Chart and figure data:
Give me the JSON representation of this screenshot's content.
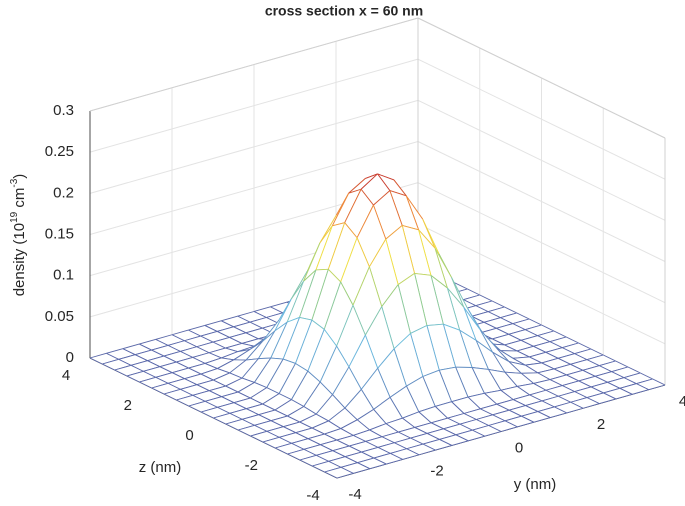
{
  "chart_data": {
    "type": "surface",
    "title": "cross section  x = 60 nm",
    "zlabel_parts": [
      "density (10",
      "19",
      " cm",
      "-3",
      ")"
    ],
    "ylabel": "y (nm)",
    "zaxis_label": "z (nm)",
    "y": [
      -4,
      -3.6,
      -3.2,
      -2.8,
      -2.4,
      -2,
      -1.6,
      -1.2,
      -0.8,
      -0.4,
      0,
      0.4,
      0.8,
      1.2,
      1.6,
      2,
      2.4,
      2.8,
      3.2,
      3.6,
      4
    ],
    "z": [
      -4,
      -3.6,
      -3.2,
      -2.8,
      -2.4,
      -2,
      -1.6,
      -1.2,
      -0.8,
      -0.4,
      0,
      0.4,
      0.8,
      1.2,
      1.6,
      2,
      2.4,
      2.8,
      3.2,
      3.6,
      4
    ],
    "values": [
      [
        0,
        0,
        0,
        0,
        0,
        0,
        0,
        0,
        0,
        0,
        0,
        0,
        0,
        0,
        0,
        0,
        0,
        0,
        0,
        0,
        0
      ],
      [
        0,
        0,
        0,
        0,
        0,
        0,
        0,
        0,
        0,
        0,
        0,
        0,
        0,
        0,
        0,
        0,
        0,
        0,
        0,
        0,
        0
      ],
      [
        0,
        0,
        0,
        0,
        0,
        0,
        0,
        0,
        0,
        0,
        0,
        0,
        0,
        0,
        0,
        0,
        0,
        0,
        0,
        0,
        0
      ],
      [
        0,
        0,
        0,
        0,
        0,
        0,
        0,
        0,
        0,
        0,
        0,
        0,
        0,
        0,
        0,
        0,
        0,
        0,
        0,
        0,
        0
      ],
      [
        0,
        0,
        0,
        0,
        0,
        0.001,
        0.003,
        0.004,
        0.006,
        0.007,
        0.007,
        0.007,
        0.006,
        0.004,
        0.003,
        0.001,
        0,
        0,
        0,
        0,
        0
      ],
      [
        0,
        0,
        0,
        0,
        0.001,
        0.006,
        0.013,
        0.022,
        0.03,
        0.036,
        0.038,
        0.036,
        0.03,
        0.022,
        0.013,
        0.006,
        0.001,
        0,
        0,
        0,
        0
      ],
      [
        0,
        0,
        0,
        0,
        0.003,
        0.013,
        0.03,
        0.05,
        0.068,
        0.081,
        0.085,
        0.081,
        0.068,
        0.05,
        0.03,
        0.013,
        0.003,
        0,
        0,
        0,
        0
      ],
      [
        0,
        0,
        0,
        0,
        0.004,
        0.022,
        0.05,
        0.083,
        0.112,
        0.133,
        0.141,
        0.133,
        0.112,
        0.083,
        0.05,
        0.022,
        0.004,
        0,
        0,
        0,
        0
      ],
      [
        0,
        0,
        0,
        0,
        0.006,
        0.03,
        0.068,
        0.112,
        0.153,
        0.181,
        0.192,
        0.181,
        0.153,
        0.112,
        0.068,
        0.03,
        0.006,
        0,
        0,
        0,
        0
      ],
      [
        0,
        0,
        0,
        0,
        0.007,
        0.036,
        0.081,
        0.133,
        0.181,
        0.215,
        0.227,
        0.215,
        0.181,
        0.133,
        0.081,
        0.036,
        0.007,
        0,
        0,
        0,
        0
      ],
      [
        0,
        0,
        0,
        0,
        0.007,
        0.038,
        0.085,
        0.141,
        0.192,
        0.227,
        0.24,
        0.227,
        0.192,
        0.141,
        0.085,
        0.038,
        0.007,
        0,
        0,
        0,
        0
      ],
      [
        0,
        0,
        0,
        0,
        0.007,
        0.036,
        0.081,
        0.133,
        0.181,
        0.215,
        0.227,
        0.215,
        0.181,
        0.133,
        0.081,
        0.036,
        0.007,
        0,
        0,
        0,
        0
      ],
      [
        0,
        0,
        0,
        0,
        0.006,
        0.03,
        0.068,
        0.112,
        0.153,
        0.181,
        0.192,
        0.181,
        0.153,
        0.112,
        0.068,
        0.03,
        0.006,
        0,
        0,
        0,
        0
      ],
      [
        0,
        0,
        0,
        0,
        0.004,
        0.022,
        0.05,
        0.083,
        0.112,
        0.133,
        0.141,
        0.133,
        0.112,
        0.083,
        0.05,
        0.022,
        0.004,
        0,
        0,
        0,
        0
      ],
      [
        0,
        0,
        0,
        0,
        0.003,
        0.013,
        0.03,
        0.05,
        0.068,
        0.081,
        0.085,
        0.081,
        0.068,
        0.05,
        0.03,
        0.013,
        0.003,
        0,
        0,
        0,
        0
      ],
      [
        0,
        0,
        0,
        0,
        0.001,
        0.006,
        0.013,
        0.022,
        0.03,
        0.036,
        0.038,
        0.036,
        0.03,
        0.022,
        0.013,
        0.006,
        0.001,
        0,
        0,
        0,
        0
      ],
      [
        0,
        0,
        0,
        0,
        0,
        0.001,
        0.003,
        0.004,
        0.006,
        0.007,
        0.007,
        0.007,
        0.006,
        0.004,
        0.003,
        0.001,
        0,
        0,
        0,
        0,
        0
      ],
      [
        0,
        0,
        0,
        0,
        0,
        0,
        0,
        0,
        0,
        0,
        0,
        0,
        0,
        0,
        0,
        0,
        0,
        0,
        0,
        0,
        0
      ],
      [
        0,
        0,
        0,
        0,
        0,
        0,
        0,
        0,
        0,
        0,
        0,
        0,
        0,
        0,
        0,
        0,
        0,
        0,
        0,
        0,
        0
      ],
      [
        0,
        0,
        0,
        0,
        0,
        0,
        0,
        0,
        0,
        0,
        0,
        0,
        0,
        0,
        0,
        0,
        0,
        0,
        0,
        0,
        0
      ],
      [
        0,
        0,
        0,
        0,
        0,
        0,
        0,
        0,
        0,
        0,
        0,
        0,
        0,
        0,
        0,
        0,
        0,
        0,
        0,
        0,
        0
      ]
    ],
    "ylim": [
      -4,
      4
    ],
    "yticks": [
      -4,
      -2,
      0,
      2,
      4
    ],
    "zlim": [
      -4,
      4
    ],
    "zticks": [
      -4,
      -2,
      0,
      2,
      4
    ],
    "vlim": [
      0,
      0.3
    ],
    "vticks": [
      0,
      0.05,
      0.1,
      0.15,
      0.2,
      0.25,
      0.3
    ],
    "grid": true,
    "box": true
  }
}
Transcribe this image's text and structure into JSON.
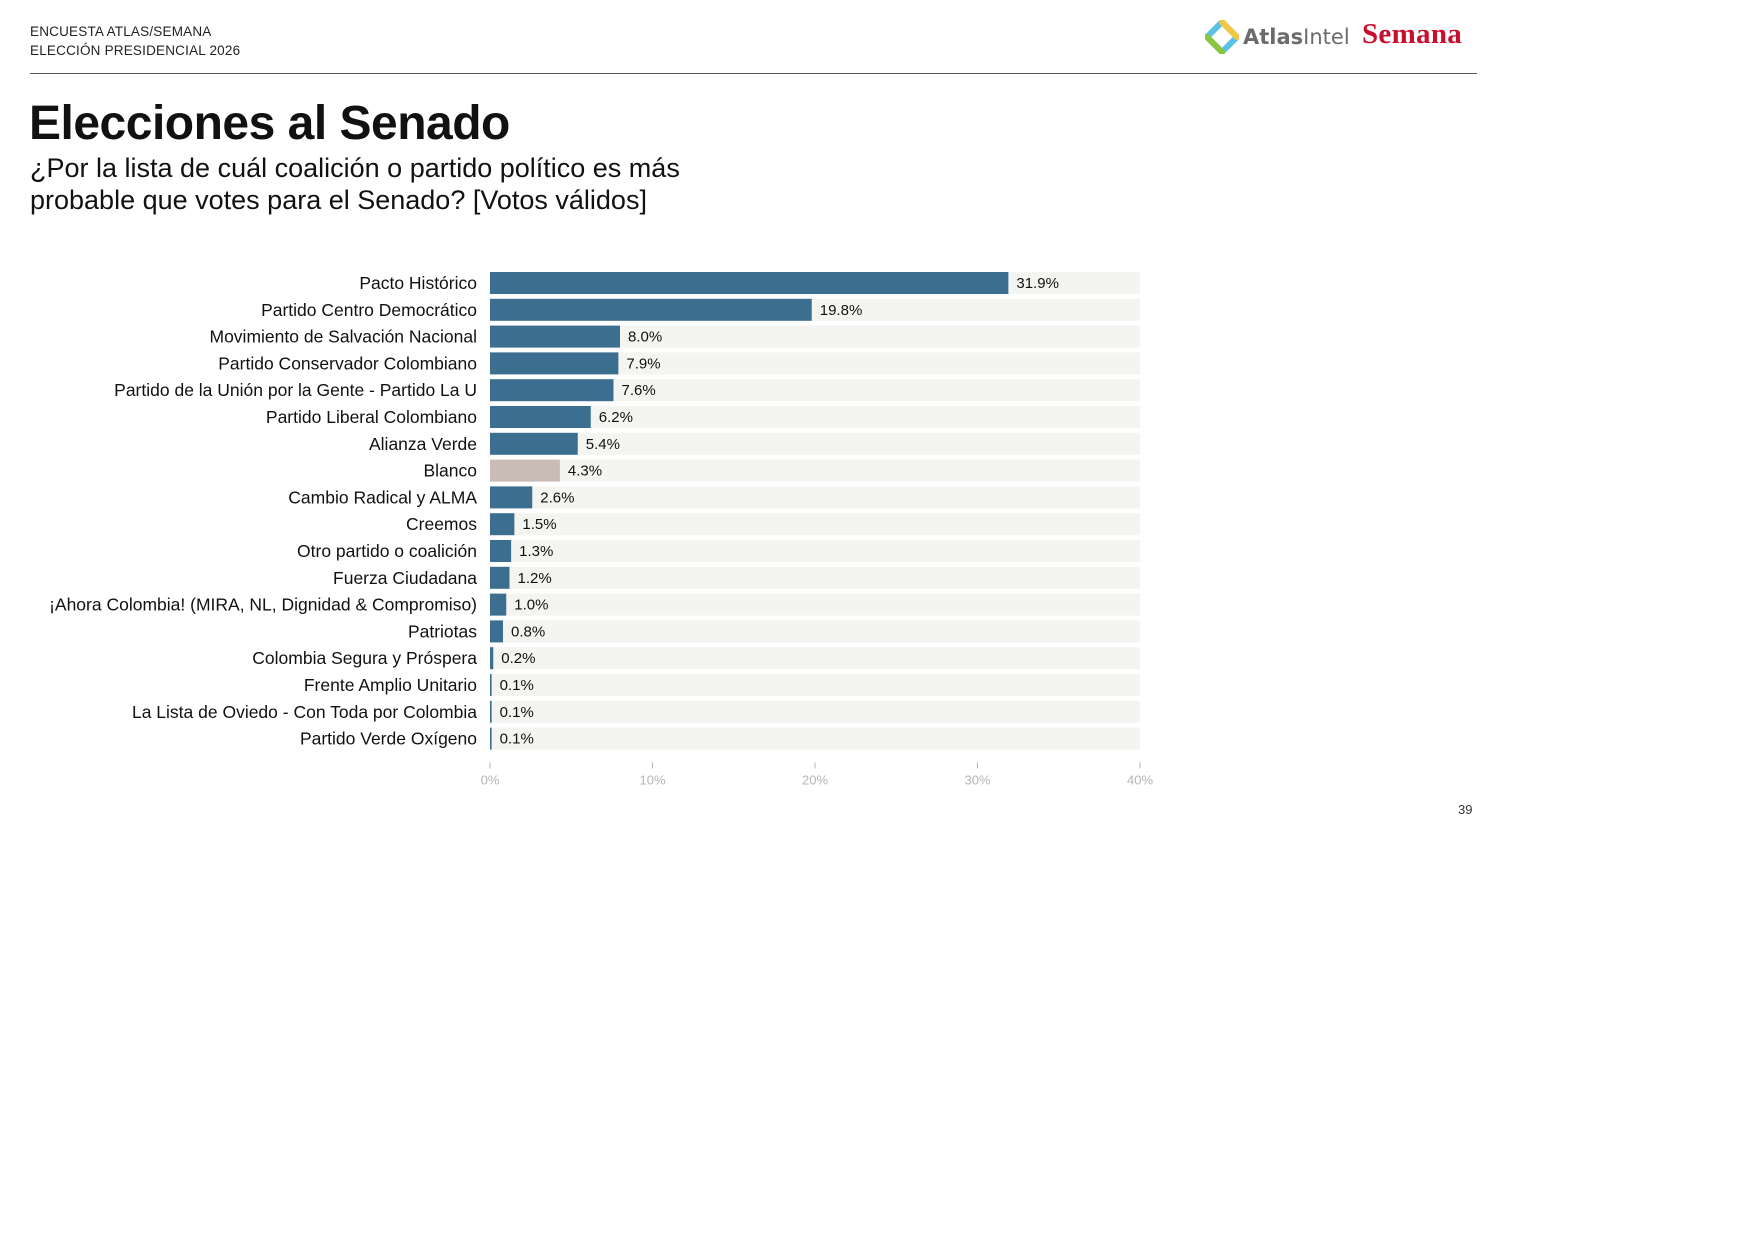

**Directive**
Leave out the pictures and copy the rest of the material above exactly.

**Task result**
Give me the JSON representation of this screenshot's content.
{
  "chart_data": {
    "type": "surface",
    "title": "cross section  x = 60 nm",
    "zlabel_parts": [
      "density (10",
      "19",
      " cm",
      "-3",
      ")"
    ],
    "ylabel": "y (nm)",
    "zaxis_label": "z (nm)",
    "y": [
      -4,
      -3.6,
      -3.2,
      -2.8,
      -2.4,
      -2,
      -1.6,
      -1.2,
      -0.8,
      -0.4,
      0,
      0.4,
      0.8,
      1.2,
      1.6,
      2,
      2.4,
      2.8,
      3.2,
      3.6,
      4
    ],
    "z": [
      -4,
      -3.6,
      -3.2,
      -2.8,
      -2.4,
      -2,
      -1.6,
      -1.2,
      -0.8,
      -0.4,
      0,
      0.4,
      0.8,
      1.2,
      1.6,
      2,
      2.4,
      2.8,
      3.2,
      3.6,
      4
    ],
    "values": [
      [
        0,
        0,
        0,
        0,
        0,
        0,
        0,
        0,
        0,
        0,
        0,
        0,
        0,
        0,
        0,
        0,
        0,
        0,
        0,
        0,
        0
      ],
      [
        0,
        0,
        0,
        0,
        0,
        0,
        0,
        0,
        0,
        0,
        0,
        0,
        0,
        0,
        0,
        0,
        0,
        0,
        0,
        0,
        0
      ],
      [
        0,
        0,
        0,
        0,
        0,
        0,
        0,
        0,
        0,
        0,
        0,
        0,
        0,
        0,
        0,
        0,
        0,
        0,
        0,
        0,
        0
      ],
      [
        0,
        0,
        0,
        0,
        0,
        0,
        0,
        0,
        0,
        0,
        0,
        0,
        0,
        0,
        0,
        0,
        0,
        0,
        0,
        0,
        0
      ],
      [
        0,
        0,
        0,
        0,
        0,
        0.001,
        0.003,
        0.004,
        0.006,
        0.007,
        0.007,
        0.007,
        0.006,
        0.004,
        0.003,
        0.001,
        0,
        0,
        0,
        0,
        0
      ],
      [
        0,
        0,
        0,
        0,
        0.001,
        0.006,
        0.013,
        0.022,
        0.03,
        0.036,
        0.038,
        0.036,
        0.03,
        0.022,
        0.013,
        0.006,
        0.001,
        0,
        0,
        0,
        0
      ],
      [
        0,
        0,
        0,
        0,
        0.003,
        0.013,
        0.03,
        0.05,
        0.068,
        0.081,
        0.085,
        0.081,
        0.068,
        0.05,
        0.03,
        0.013,
        0.003,
        0,
        0,
        0,
        0
      ],
      [
        0,
        0,
        0,
        0,
        0.004,
        0.022,
        0.05,
        0.083,
        0.112,
        0.133,
        0.141,
        0.133,
        0.112,
        0.083,
        0.05,
        0.022,
        0.004,
        0,
        0,
        0,
        0
      ],
      [
        0,
        0,
        0,
        0,
        0.006,
        0.03,
        0.068,
        0.112,
        0.153,
        0.181,
        0.192,
        0.181,
        0.153,
        0.112,
        0.068,
        0.03,
        0.006,
        0,
        0,
        0,
        0
      ],
      [
        0,
        0,
        0,
        0,
        0.007,
        0.036,
        0.081,
        0.133,
        0.181,
        0.215,
        0.227,
        0.215,
        0.181,
        0.133,
        0.081,
        0.036,
        0.007,
        0,
        0,
        0,
        0
      ],
      [
        0,
        0,
        0,
        0,
        0.007,
        0.038,
        0.085,
        0.141,
        0.192,
        0.227,
        0.24,
        0.227,
        0.192,
        0.141,
        0.085,
        0.038,
        0.007,
        0,
        0,
        0,
        0
      ],
      [
        0,
        0,
        0,
        0,
        0.007,
        0.036,
        0.081,
        0.133,
        0.181,
        0.215,
        0.227,
        0.215,
        0.181,
        0.133,
        0.081,
        0.036,
        0.007,
        0,
        0,
        0,
        0
      ],
      [
        0,
        0,
        0,
        0,
        0.006,
        0.03,
        0.068,
        0.112,
        0.153,
        0.181,
        0.192,
        0.181,
        0.153,
        0.112,
        0.068,
        0.03,
        0.006,
        0,
        0,
        0,
        0
      ],
      [
        0,
        0,
        0,
        0,
        0.004,
        0.022,
        0.05,
        0.083,
        0.112,
        0.133,
        0.141,
        0.133,
        0.112,
        0.083,
        0.05,
        0.022,
        0.004,
        0,
        0,
        0,
        0
      ],
      [
        0,
        0,
        0,
        0,
        0.003,
        0.013,
        0.03,
        0.05,
        0.068,
        0.081,
        0.085,
        0.081,
        0.068,
        0.05,
        0.03,
        0.013,
        0.003,
        0,
        0,
        0,
        0
      ],
      [
        0,
        0,
        0,
        0,
        0.001,
        0.006,
        0.013,
        0.022,
        0.03,
        0.036,
        0.038,
        0.036,
        0.03,
        0.022,
        0.013,
        0.006,
        0.001,
        0,
        0,
        0,
        0
      ],
      [
        0,
        0,
        0,
        0,
        0,
        0.001,
        0.003,
        0.004,
        0.006,
        0.007,
        0.007,
        0.007,
        0.006,
        0.004,
        0.003,
        0.001,
        0,
        0,
        0,
        0,
        0
      ],
      [
        0,
        0,
        0,
        0,
        0,
        0,
        0,
        0,
        0,
        0,
        0,
        0,
        0,
        0,
        0,
        0,
        0,
        0,
        0,
        0,
        0
      ],
      [
        0,
        0,
        0,
        0,
        0,
        0,
        0,
        0,
        0,
        0,
        0,
        0,
        0,
        0,
        0,
        0,
        0,
        0,
        0,
        0,
        0
      ],
      [
        0,
        0,
        0,
        0,
        0,
        0,
        0,
        0,
        0,
        0,
        0,
        0,
        0,
        0,
        0,
        0,
        0,
        0,
        0,
        0,
        0
      ],
      [
        0,
        0,
        0,
        0,
        0,
        0,
        0,
        0,
        0,
        0,
        0,
        0,
        0,
        0,
        0,
        0,
        0,
        0,
        0,
        0,
        0
      ]
    ],
    "ylim": [
      -4,
      4
    ],
    "yticks": [
      -4,
      -2,
      0,
      2,
      4
    ],
    "zlim": [
      -4,
      4
    ],
    "zticks": [
      -4,
      -2,
      0,
      2,
      4
    ],
    "vlim": [
      0,
      0.3
    ],
    "vticks": [
      0,
      0.05,
      0.1,
      0.15,
      0.2,
      0.25,
      0.3
    ],
    "grid": true,
    "box": true
  }
}
Transcribe this image's text and structure into JSON.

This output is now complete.